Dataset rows
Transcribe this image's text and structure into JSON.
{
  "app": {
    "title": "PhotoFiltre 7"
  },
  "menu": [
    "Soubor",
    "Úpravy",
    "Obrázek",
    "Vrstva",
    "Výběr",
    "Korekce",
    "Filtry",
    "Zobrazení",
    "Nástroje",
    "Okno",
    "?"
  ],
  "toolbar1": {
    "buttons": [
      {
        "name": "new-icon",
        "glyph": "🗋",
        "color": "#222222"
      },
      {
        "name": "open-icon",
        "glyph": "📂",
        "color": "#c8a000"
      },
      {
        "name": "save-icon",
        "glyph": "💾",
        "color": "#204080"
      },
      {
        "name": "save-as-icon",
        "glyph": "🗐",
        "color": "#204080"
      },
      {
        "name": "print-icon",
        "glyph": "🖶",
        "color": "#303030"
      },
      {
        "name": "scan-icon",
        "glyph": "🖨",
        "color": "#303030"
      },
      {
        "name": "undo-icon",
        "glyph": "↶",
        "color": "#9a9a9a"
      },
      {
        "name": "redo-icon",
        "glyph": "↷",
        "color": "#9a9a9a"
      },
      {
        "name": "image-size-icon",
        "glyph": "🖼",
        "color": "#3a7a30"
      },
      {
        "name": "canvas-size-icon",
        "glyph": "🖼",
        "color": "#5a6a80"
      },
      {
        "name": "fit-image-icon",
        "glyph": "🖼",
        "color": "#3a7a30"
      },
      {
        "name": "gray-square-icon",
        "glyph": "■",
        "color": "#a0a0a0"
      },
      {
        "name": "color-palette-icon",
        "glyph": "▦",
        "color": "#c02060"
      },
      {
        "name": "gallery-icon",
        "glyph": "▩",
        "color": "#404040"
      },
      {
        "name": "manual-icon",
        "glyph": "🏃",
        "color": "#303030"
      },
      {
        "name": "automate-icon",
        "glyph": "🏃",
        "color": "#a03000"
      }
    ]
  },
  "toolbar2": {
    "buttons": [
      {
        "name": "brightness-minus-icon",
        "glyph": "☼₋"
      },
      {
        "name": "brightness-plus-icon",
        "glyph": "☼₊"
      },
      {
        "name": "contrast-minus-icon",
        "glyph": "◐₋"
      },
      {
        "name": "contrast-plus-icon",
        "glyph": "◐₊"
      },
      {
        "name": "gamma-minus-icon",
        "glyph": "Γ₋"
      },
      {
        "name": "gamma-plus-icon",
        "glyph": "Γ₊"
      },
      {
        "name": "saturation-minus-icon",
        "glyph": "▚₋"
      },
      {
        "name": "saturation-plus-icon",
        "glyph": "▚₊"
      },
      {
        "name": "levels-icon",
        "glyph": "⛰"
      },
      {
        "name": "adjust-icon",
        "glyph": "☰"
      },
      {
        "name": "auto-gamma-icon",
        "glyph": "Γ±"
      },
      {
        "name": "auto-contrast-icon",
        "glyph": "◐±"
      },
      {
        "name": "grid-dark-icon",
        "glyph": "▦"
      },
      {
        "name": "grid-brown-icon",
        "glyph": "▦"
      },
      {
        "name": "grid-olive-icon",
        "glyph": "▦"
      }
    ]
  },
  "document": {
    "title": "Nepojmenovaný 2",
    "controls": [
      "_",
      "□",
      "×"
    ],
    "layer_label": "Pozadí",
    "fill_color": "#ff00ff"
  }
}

Task objective
Go through the material and copy out every line with "title" in it.

Full output
    "title": "PhotoFiltre 7"
    "title": "Nepojmenovaný 2",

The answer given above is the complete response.